▶ [GIVEN TASK]: Reproduce every line of the material below, but drop the pictures.
------
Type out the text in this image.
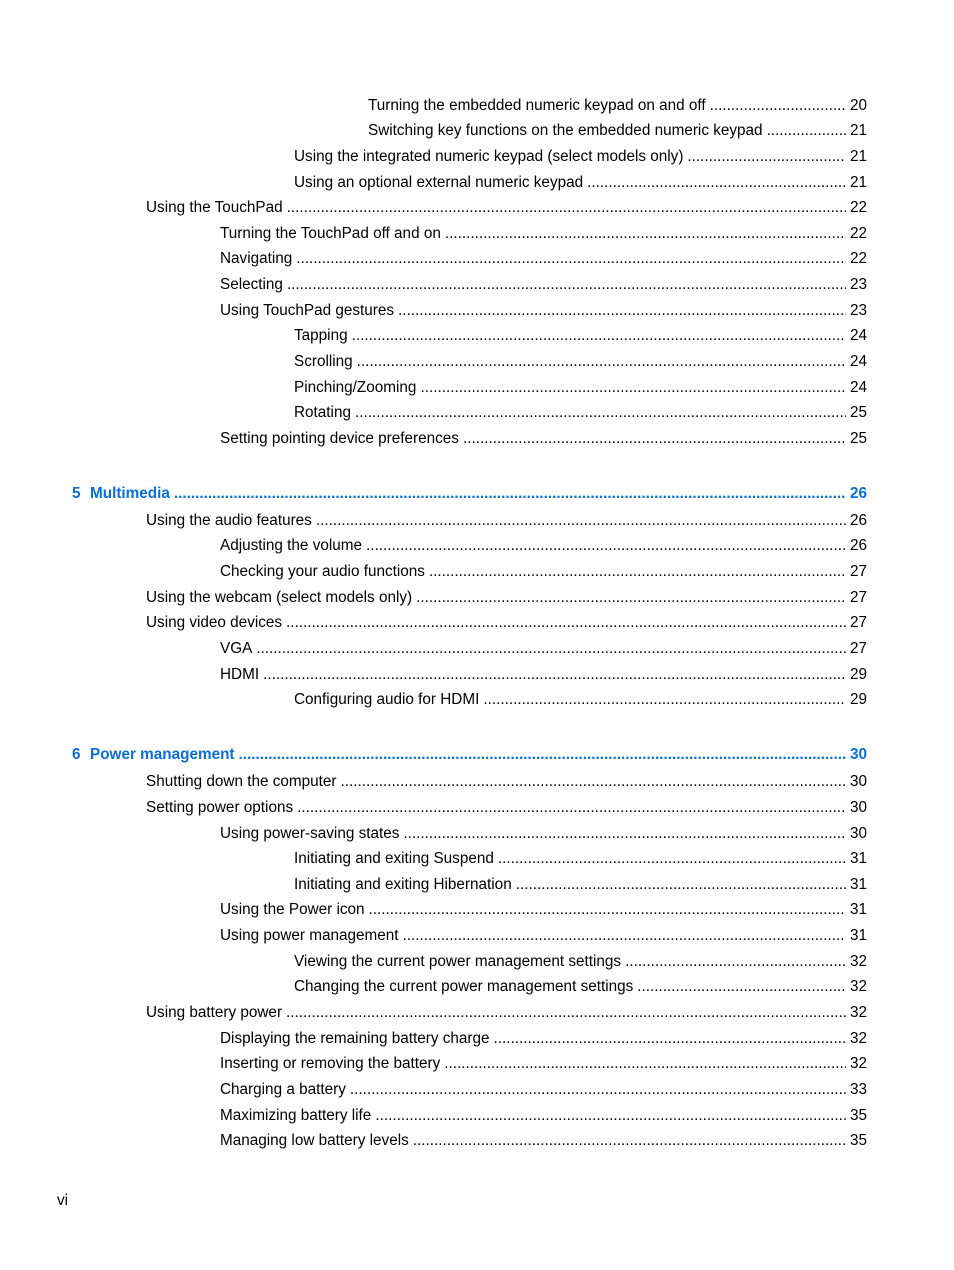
Turning the embedded numeric keypad on and off .....	20
Switching key functions on the embedded numeric keypad .....	21
Using the integrated numeric keypad (select models only) .....	21
Using an optional external numeric keypad .....	21
Using the TouchPad .....	22
Turning the TouchPad off and on .....	22
Navigating .....	22
Selecting .....	23
Using TouchPad gestures .....	23
Tapping .....	24
Scrolling .....	24
Pinching/Zooming .....	24
Rotating .....	25
Setting pointing device preferences .....	25
5 Multimedia .....	26
Using the audio features .....	26
Adjusting the volume .....	26
Checking your audio functions .....	27
Using the webcam (select models only) .....	27
Using video devices .....	27
VGA .....	27
HDMI .....	29
Configuring audio for HDMI .....	29
6 Power management .....	30
Shutting down the computer .....	30
Setting power options .....	30
Using power-saving states .....	30
Initiating and exiting Suspend .....	31
Initiating and exiting Hibernation .....	31
Using the Power icon .....	31
Using power management .....	31
Viewing the current power management settings .....	32
Changing the current power management settings .....	32
Using battery power .....	32
Displaying the remaining battery charge .....	32
Inserting or removing the battery .....	32
Charging a battery .....	33
Maximizing battery life .....	35
Managing low battery levels .....	35
vi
------
▶ [EXERCISE RESPONSE]:
Type out the text in this image.
Turning the embedded numeric keypad on and off .....	20
Switching key functions on the embedded numeric keypad .....	21
Using the integrated numeric keypad (select models only) .....	21
Using an optional external numeric keypad .....	21
Using the TouchPad .....	22
Turning the TouchPad off and on .....	22
Navigating .....	22
Selecting .....	23
Using TouchPad gestures .....	23
Tapping .....	24
Scrolling .....	24
Pinching/Zooming .....	24
Rotating .....	25
Setting pointing device preferences .....	25
5 Multimedia .....	26
Using the audio features .....	26
Adjusting the volume .....	26
Checking your audio functions .....	27
Using the webcam (select models only) .....	27
Using video devices .....	27
VGA .....	27
HDMI .....	29
Configuring audio for HDMI .....	29
6 Power management .....	30
Shutting down the computer .....	30
Setting power options .....	30
Using power-saving states .....	30
Initiating and exiting Suspend .....	31
Initiating and exiting Hibernation .....	31
Using the Power icon .....	31
Using power management .....	31
Viewing the current power management settings .....	32
Changing the current power management settings .....	32
Using battery power .....	32
Displaying the remaining battery charge .....	32
Inserting or removing the battery .....	32
Charging a battery .....	33
Maximizing battery life .....	35
Managing low battery levels .....	35
vi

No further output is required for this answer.